**JOB**
Write out the listing below again, precisely as it is given.

**EXTRACTED RECORDS**
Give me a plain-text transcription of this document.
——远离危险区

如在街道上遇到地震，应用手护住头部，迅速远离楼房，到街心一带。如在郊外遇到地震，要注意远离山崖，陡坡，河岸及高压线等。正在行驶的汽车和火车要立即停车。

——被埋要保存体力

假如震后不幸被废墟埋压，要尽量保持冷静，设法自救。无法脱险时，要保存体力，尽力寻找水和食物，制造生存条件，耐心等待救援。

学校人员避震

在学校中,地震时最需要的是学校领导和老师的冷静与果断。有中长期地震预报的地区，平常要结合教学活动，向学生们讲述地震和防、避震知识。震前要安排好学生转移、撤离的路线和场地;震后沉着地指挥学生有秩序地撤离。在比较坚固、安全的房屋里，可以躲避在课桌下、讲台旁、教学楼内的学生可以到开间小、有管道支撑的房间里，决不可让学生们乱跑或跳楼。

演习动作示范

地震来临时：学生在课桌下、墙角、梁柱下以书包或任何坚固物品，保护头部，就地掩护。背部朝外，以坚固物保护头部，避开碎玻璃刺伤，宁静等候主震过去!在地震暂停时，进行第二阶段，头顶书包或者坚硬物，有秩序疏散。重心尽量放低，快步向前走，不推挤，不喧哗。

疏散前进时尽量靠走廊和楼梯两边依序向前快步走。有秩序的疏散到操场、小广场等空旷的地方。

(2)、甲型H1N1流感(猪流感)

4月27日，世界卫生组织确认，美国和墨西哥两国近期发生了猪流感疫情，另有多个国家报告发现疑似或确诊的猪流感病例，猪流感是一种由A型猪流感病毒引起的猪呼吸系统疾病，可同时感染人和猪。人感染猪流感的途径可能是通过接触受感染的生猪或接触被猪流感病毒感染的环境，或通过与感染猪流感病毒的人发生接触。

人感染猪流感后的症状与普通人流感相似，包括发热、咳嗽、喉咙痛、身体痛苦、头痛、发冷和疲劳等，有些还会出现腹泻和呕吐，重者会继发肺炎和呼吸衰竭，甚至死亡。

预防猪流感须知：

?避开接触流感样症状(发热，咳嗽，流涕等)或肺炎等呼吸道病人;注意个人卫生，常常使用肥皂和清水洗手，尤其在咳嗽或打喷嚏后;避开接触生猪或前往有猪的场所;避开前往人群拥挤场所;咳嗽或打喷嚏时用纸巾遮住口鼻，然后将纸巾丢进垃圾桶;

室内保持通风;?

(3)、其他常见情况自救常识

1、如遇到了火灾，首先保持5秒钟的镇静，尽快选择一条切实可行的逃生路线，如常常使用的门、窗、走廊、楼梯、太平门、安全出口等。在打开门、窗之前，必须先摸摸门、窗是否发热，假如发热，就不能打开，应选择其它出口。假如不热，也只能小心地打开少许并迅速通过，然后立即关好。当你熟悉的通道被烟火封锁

**FULL ANSWER**
Give me a plain-text transcription of this document.
——远离危险区

如在街道上遇到地震，应用手护住头部，迅速远离楼房，到街心一带。如在郊外遇到地震，要注意远离山崖，陡坡，河岸及高压线等。正在行驶的汽车和火车要立即停车。

——被埋要保存体力

假如震后不幸被废墟埋压，要尽量保持冷静，设法自救。无法脱险时，要保存体力，尽力寻找水和食物，制造生存条件，耐心等待救援。

学校人员避震

在学校中,地震时最需要的是学校领导和老师的冷静与果断。有中长期地震预报的地区，平常要结合教学活动，向学生们讲述地震和防、避震知识。震前要安排好学生转移、撤离的路线和场地;震后沉着地指挥学生有秩序地撤离。在比较坚固、安全的房屋里，可以躲避在课桌下、讲台旁、教学楼内的学生可以到开间小、有管道支撑的房间里，决不可让学生们乱跑或跳楼。

演习动作示范

地震来临时：学生在课桌下、墙角、梁柱下以书包或任何坚固物品，保护头部，就地掩护。背部朝外，以坚固物保护头部，避开碎玻璃刺伤，宁静等候主震过去!在地震暂停时，进行第二阶段，头顶书包或者坚硬物，有秩序疏散。重心尽量放低，快步向前走，不推挤，不喧哗。

疏散前进时尽量靠走廊和楼梯两边依序向前快步走。有秩序的疏散到操场、小广场等空旷的地方。

(2)、甲型H1N1流感(猪流感)

4月27日，世界卫生组织确认，美国和墨西哥两国近期发生了猪流感疫情，另有多个国家报告发现疑似或确诊的猪流感病例，猪流感是一种由A型猪流感病毒引起的猪呼吸系统疾病，可同时感染人和猪。人感染猪流感的途径可能是通过接触受感染的生猪或接触被猪流感病毒感染的环境，或通过与感染猪流感病毒的人发生接触。

人感染猪流感后的症状与普通人流感相似，包括发热、咳嗽、喉咙痛、身体痛苦、头痛、发冷和疲劳等，有些还会出现腹泻和呕吐，重者会继发肺炎和呼吸衰竭，甚至死亡。

预防猪流感须知：

?避开接触流感样症状(发热，咳嗽，流涕等)或肺炎等呼吸道病人;注意个人卫生，常常使用肥皂和清水洗手，尤其在咳嗽或打喷嚏后;避开接触生猪或前往有猪的场所;避开前往人群拥挤场所;咳嗽或打喷嚏时用纸巾遮住口鼻，然后将纸巾丢进垃圾桶;

室内保持通风;?

(3)、其他常见情况自救常识

1、如遇到了火灾，首先保持5秒钟的镇静，尽快选择一条切实可行的逃生路线，如常常使用的门、窗、走廊、楼梯、太平门、安全出口等。在打开门、窗之前，必须先摸摸门、窗是否发热，假如发热，就不能打开，应选择其它出口。假如不热，也只能小心地打开少许并迅速通过，然后立即关好。当你熟悉的通道被烟火封锁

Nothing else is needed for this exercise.